WHAT IS BEING ASKED -
Return all lines below containing the word "niveles".

RECORDS SUPPLIED -
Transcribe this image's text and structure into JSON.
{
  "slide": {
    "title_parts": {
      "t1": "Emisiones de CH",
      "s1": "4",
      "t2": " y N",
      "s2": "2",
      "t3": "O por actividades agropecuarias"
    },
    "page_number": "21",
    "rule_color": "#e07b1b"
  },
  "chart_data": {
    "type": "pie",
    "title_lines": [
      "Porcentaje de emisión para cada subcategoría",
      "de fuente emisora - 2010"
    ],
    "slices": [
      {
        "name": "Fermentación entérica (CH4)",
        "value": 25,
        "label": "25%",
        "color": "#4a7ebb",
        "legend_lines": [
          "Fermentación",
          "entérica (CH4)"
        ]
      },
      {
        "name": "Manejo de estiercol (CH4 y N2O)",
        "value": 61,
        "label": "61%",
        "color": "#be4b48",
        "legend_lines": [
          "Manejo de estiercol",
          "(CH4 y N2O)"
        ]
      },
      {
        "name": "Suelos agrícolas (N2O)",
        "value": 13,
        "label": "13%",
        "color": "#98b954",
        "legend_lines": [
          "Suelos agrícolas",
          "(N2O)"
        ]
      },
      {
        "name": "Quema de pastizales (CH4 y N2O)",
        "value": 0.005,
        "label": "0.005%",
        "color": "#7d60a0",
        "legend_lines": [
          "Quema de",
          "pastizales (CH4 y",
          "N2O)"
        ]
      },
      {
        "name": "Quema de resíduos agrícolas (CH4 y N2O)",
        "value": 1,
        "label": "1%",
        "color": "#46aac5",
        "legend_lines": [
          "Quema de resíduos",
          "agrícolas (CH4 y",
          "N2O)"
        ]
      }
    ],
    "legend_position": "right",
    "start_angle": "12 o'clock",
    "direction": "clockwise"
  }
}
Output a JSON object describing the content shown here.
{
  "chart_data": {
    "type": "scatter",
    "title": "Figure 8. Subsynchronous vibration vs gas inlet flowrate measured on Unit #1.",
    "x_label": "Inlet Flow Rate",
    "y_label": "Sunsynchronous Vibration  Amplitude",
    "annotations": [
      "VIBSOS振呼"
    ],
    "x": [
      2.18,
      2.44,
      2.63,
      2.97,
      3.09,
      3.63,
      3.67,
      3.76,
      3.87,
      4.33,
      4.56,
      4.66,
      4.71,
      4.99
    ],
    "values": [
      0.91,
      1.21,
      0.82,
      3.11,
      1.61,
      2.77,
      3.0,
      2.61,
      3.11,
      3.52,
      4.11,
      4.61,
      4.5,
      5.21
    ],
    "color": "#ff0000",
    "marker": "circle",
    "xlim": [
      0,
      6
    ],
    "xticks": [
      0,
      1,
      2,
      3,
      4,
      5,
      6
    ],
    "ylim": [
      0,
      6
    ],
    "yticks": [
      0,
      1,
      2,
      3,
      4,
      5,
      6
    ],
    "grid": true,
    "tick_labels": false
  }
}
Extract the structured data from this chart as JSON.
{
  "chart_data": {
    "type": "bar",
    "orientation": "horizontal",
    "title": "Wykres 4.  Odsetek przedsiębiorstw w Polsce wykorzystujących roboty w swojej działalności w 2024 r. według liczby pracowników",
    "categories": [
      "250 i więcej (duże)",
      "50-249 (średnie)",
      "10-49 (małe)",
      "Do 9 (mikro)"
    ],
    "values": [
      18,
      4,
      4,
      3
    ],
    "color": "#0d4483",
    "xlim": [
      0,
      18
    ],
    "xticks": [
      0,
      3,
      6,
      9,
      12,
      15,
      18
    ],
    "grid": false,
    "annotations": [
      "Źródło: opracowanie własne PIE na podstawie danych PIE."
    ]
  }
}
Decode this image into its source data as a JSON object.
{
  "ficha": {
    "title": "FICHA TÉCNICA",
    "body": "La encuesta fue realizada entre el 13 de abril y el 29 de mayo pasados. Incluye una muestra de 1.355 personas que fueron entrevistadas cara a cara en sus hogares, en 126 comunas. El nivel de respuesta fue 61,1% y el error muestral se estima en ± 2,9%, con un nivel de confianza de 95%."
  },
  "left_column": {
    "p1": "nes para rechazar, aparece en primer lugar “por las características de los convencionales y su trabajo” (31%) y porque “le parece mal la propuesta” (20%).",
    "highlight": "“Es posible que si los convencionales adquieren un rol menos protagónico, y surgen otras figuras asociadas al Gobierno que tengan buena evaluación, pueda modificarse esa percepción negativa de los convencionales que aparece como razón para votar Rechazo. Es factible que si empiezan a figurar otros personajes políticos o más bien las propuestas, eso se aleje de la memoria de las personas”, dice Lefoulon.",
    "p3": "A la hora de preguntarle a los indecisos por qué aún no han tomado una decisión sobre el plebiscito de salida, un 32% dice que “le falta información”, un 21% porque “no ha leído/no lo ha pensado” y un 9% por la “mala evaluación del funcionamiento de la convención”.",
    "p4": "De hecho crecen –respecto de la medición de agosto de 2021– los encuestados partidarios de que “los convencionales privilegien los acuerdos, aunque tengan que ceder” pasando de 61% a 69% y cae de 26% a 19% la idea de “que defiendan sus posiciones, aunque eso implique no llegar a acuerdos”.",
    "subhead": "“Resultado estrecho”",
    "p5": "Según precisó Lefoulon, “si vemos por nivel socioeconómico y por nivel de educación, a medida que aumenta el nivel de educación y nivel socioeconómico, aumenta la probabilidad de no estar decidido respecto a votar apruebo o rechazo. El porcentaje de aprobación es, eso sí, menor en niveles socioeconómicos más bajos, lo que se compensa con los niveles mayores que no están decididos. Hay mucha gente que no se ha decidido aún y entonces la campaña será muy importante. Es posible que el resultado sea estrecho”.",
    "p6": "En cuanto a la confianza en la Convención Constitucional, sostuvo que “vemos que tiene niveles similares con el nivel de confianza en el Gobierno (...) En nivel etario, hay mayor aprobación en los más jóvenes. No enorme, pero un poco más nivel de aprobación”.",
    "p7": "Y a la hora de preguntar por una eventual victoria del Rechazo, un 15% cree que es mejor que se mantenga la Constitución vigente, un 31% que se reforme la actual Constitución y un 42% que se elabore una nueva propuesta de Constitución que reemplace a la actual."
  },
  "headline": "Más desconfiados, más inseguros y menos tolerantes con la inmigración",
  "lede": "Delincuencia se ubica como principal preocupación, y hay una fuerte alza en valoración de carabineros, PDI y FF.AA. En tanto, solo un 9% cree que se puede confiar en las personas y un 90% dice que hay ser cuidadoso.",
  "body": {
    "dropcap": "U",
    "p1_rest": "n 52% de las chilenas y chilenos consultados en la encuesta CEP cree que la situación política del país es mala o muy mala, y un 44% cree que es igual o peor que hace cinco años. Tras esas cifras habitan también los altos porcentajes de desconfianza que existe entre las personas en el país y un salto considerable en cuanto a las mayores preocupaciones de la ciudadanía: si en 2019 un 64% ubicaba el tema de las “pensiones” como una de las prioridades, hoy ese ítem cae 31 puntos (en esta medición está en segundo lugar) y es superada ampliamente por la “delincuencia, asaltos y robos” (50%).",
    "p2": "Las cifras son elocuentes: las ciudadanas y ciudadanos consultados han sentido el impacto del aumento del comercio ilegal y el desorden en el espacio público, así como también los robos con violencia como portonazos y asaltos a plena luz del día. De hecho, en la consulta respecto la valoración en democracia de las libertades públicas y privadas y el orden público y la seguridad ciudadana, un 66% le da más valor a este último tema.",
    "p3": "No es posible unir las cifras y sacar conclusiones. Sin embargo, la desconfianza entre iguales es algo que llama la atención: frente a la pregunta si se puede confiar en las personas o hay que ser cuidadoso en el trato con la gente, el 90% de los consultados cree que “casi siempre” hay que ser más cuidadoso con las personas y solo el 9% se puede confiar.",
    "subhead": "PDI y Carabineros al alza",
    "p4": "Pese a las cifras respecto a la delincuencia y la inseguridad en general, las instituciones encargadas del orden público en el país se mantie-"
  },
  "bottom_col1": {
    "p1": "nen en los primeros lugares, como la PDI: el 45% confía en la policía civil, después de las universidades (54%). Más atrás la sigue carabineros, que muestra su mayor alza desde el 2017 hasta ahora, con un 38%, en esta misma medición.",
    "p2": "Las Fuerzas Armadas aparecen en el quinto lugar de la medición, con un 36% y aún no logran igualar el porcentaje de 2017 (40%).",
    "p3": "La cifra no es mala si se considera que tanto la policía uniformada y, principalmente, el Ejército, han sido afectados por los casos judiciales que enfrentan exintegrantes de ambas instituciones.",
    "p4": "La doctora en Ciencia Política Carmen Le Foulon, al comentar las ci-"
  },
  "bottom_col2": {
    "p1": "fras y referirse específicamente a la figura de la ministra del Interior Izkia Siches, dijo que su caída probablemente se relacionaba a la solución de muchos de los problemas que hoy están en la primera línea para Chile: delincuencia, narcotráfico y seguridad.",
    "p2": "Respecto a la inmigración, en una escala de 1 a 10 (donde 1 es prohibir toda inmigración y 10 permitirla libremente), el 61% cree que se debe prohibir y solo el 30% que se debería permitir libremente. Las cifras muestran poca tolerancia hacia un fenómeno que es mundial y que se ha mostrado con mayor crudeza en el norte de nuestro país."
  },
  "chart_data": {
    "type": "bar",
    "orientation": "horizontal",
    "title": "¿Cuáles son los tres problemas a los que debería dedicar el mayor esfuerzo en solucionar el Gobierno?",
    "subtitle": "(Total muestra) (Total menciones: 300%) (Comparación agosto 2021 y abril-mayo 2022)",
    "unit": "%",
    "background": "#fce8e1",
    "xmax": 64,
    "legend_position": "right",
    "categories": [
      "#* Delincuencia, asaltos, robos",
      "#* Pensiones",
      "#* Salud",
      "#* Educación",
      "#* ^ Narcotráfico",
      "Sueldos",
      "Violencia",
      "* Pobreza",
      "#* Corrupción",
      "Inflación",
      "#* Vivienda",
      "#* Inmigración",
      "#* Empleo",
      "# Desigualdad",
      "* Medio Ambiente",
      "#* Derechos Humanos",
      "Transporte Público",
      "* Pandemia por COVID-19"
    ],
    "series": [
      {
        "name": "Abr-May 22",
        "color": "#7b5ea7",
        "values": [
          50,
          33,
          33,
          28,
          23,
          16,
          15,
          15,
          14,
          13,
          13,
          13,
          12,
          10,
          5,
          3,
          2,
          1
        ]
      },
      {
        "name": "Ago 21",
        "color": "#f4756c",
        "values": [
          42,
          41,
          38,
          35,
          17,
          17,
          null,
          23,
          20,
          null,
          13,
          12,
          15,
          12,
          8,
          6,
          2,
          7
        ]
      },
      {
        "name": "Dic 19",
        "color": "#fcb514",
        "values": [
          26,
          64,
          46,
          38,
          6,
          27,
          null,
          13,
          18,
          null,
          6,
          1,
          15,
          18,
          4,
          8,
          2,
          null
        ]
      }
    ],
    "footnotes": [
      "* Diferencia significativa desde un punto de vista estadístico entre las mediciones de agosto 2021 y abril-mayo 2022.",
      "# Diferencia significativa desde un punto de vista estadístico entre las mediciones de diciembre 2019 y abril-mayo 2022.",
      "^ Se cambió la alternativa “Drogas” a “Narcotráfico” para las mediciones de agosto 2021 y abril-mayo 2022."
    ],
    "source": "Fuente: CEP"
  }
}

ANSWER -
    "p5": "Según precisó Lefoulon, “si vemos por nivel socioeconómico y por nivel de educación, a medida que aumenta el nivel de educación y nivel socioeconómico, aumenta la probabilidad de no estar decidido respecto a votar apruebo o rechazo. El porcentaje de aprobación es, eso sí, menor en niveles socioeconómicos más bajos, lo que se compensa con los niveles mayores que no están decididos. Hay mucha gente que no se ha decidido aún y entonces la campaña será muy importante. Es posible que el resultado sea estrecho”.",
    "p6": "En cuanto a la confianza en la Convención Constitucional, sostuvo que “vemos que tiene niveles similares con el nivel de confianza en el Gobierno (...) En nivel etario, hay mayor aprobación en los más jóvenes. No enorme, pero un poco más nivel de aprobación”.",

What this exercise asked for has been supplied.